→ **TASK DETAILS**
Your task is to write out the complete listing exactly as it is shown.

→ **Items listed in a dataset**
---

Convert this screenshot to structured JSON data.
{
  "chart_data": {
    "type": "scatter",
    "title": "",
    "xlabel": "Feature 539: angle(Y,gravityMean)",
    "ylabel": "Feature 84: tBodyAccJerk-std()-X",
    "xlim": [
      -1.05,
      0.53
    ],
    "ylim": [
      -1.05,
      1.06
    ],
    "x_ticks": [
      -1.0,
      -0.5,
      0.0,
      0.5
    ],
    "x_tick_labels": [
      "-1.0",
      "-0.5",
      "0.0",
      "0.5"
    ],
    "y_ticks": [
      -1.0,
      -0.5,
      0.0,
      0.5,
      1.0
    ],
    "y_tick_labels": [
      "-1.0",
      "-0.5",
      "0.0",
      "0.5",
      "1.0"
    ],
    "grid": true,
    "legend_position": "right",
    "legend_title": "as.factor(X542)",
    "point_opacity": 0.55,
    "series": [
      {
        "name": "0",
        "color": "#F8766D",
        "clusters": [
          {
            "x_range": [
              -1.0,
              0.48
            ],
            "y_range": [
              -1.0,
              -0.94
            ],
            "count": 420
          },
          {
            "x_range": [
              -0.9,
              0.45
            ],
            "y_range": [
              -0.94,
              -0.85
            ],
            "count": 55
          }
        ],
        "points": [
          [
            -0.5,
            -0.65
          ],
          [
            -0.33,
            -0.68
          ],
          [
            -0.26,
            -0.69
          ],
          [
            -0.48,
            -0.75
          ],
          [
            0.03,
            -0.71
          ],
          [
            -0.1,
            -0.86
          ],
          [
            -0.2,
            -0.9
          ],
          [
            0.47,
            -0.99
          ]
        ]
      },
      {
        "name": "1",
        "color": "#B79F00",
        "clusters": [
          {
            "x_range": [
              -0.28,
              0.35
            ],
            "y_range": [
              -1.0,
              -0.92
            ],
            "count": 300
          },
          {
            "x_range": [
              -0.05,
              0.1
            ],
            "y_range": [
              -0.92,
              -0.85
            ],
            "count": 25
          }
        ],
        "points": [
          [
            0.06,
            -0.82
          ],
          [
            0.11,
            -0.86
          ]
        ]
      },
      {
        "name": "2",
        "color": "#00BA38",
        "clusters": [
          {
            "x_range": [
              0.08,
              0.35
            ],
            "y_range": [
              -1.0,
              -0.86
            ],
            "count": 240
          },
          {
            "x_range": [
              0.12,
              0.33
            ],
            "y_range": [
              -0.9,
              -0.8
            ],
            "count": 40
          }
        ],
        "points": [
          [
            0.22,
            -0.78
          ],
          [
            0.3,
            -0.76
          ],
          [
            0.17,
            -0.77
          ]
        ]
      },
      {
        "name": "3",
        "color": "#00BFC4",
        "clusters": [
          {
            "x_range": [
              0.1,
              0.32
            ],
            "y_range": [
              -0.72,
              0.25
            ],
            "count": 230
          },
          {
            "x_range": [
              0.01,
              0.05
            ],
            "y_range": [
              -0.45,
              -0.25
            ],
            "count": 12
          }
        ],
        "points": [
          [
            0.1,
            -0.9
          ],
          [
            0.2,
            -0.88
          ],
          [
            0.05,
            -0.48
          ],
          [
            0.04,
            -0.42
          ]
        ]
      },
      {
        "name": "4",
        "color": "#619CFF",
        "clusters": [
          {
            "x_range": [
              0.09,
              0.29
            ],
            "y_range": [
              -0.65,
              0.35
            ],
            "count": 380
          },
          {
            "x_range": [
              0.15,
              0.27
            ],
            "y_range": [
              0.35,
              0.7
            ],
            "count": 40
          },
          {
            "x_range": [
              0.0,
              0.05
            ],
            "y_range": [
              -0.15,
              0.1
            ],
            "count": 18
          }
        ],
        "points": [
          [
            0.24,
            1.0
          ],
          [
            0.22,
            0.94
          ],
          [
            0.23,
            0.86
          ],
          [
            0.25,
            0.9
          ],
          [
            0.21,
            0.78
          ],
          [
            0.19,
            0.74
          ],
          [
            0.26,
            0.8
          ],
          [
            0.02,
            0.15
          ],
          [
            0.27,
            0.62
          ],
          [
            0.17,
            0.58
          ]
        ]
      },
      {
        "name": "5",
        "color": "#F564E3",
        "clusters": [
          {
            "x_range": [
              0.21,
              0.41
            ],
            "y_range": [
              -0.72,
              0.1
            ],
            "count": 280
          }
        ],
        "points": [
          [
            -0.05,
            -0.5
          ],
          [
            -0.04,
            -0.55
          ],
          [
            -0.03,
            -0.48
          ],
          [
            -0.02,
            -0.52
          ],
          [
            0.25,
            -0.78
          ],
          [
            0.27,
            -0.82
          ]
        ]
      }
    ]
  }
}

---

→ **ANSWER TO THE TASK**
Convert this screenshot to structured JSON data.
{
  "chart_data": {
    "type": "scatter",
    "title": "",
    "xlabel": "Feature 539: angle(Y,gravityMean)",
    "ylabel": "Feature 84: tBodyAccJerk-std()-X",
    "xlim": [
      -1.05,
      0.53
    ],
    "ylim": [
      -1.05,
      1.06
    ],
    "x_ticks": [
      -1.0,
      -0.5,
      0.0,
      0.5
    ],
    "x_tick_labels": [
      "-1.0",
      "-0.5",
      "0.0",
      "0.5"
    ],
    "y_ticks": [
      -1.0,
      -0.5,
      0.0,
      0.5,
      1.0
    ],
    "y_tick_labels": [
      "-1.0",
      "-0.5",
      "0.0",
      "0.5",
      "1.0"
    ],
    "grid": true,
    "legend_position": "right",
    "legend_title": "as.factor(X542)",
    "point_opacity": 0.55,
    "series": [
      {
        "name": "0",
        "color": "#F8766D",
        "clusters": [
          {
            "x_range": [
              -1.0,
              0.48
            ],
            "y_range": [
              -1.0,
              -0.94
            ],
            "count": 420
          },
          {
            "x_range": [
              -0.9,
              0.45
            ],
            "y_range": [
              -0.94,
              -0.85
            ],
            "count": 55
          }
        ],
        "points": [
          [
            -0.5,
            -0.65
          ],
          [
            -0.33,
            -0.68
          ],
          [
            -0.26,
            -0.69
          ],
          [
            -0.48,
            -0.75
          ],
          [
            0.03,
            -0.71
          ],
          [
            -0.1,
            -0.86
          ],
          [
            -0.2,
            -0.9
          ],
          [
            0.47,
            -0.99
          ]
        ]
      },
      {
        "name": "1",
        "color": "#B79F00",
        "clusters": [
          {
            "x_range": [
              -0.28,
              0.35
            ],
            "y_range": [
              -1.0,
              -0.92
            ],
            "count": 300
          },
          {
            "x_range": [
              -0.05,
              0.1
            ],
            "y_range": [
              -0.92,
              -0.85
            ],
            "count": 25
          }
        ],
        "points": [
          [
            0.06,
            -0.82
          ],
          [
            0.11,
            -0.86
          ]
        ]
      },
      {
        "name": "2",
        "color": "#00BA38",
        "clusters": [
          {
            "x_range": [
              0.08,
              0.35
            ],
            "y_range": [
              -1.0,
              -0.86
            ],
            "count": 240
          },
          {
            "x_range": [
              0.12,
              0.33
            ],
            "y_range": [
              -0.9,
              -0.8
            ],
            "count": 40
          }
        ],
        "points": [
          [
            0.22,
            -0.78
          ],
          [
            0.3,
            -0.76
          ],
          [
            0.17,
            -0.77
          ]
        ]
      },
      {
        "name": "3",
        "color": "#00BFC4",
        "clusters": [
          {
            "x_range": [
              0.1,
              0.32
            ],
            "y_range": [
              -0.72,
              0.25
            ],
            "count": 230
          },
          {
            "x_range": [
              0.01,
              0.05
            ],
            "y_range": [
              -0.45,
              -0.25
            ],
            "count": 12
          }
        ],
        "points": [
          [
            0.1,
            -0.9
          ],
          [
            0.2,
            -0.88
          ],
          [
            0.05,
            -0.48
          ],
          [
            0.04,
            -0.42
          ]
        ]
      },
      {
        "name": "4",
        "color": "#619CFF",
        "clusters": [
          {
            "x_range": [
              0.09,
              0.29
            ],
            "y_range": [
              -0.65,
              0.35
            ],
            "count": 380
          },
          {
            "x_range": [
              0.15,
              0.27
            ],
            "y_range": [
              0.35,
              0.7
            ],
            "count": 40
          },
          {
            "x_range": [
              0.0,
              0.05
            ],
            "y_range": [
              -0.15,
              0.1
            ],
            "count": 18
          }
        ],
        "points": [
          [
            0.24,
            1.0
          ],
          [
            0.22,
            0.94
          ],
          [
            0.23,
            0.86
          ],
          [
            0.25,
            0.9
          ],
          [
            0.21,
            0.78
          ],
          [
            0.19,
            0.74
          ],
          [
            0.26,
            0.8
          ],
          [
            0.02,
            0.15
          ],
          [
            0.27,
            0.62
          ],
          [
            0.17,
            0.58
          ]
        ]
      },
      {
        "name": "5",
        "color": "#F564E3",
        "clusters": [
          {
            "x_range": [
              0.21,
              0.41
            ],
            "y_range": [
              -0.72,
              0.1
            ],
            "count": 280
          }
        ],
        "points": [
          [
            -0.05,
            -0.5
          ],
          [
            -0.04,
            -0.55
          ],
          [
            -0.03,
            -0.48
          ],
          [
            -0.02,
            -0.52
          ],
          [
            0.25,
            -0.78
          ],
          [
            0.27,
            -0.82
          ]
        ]
      }
    ]
  }
}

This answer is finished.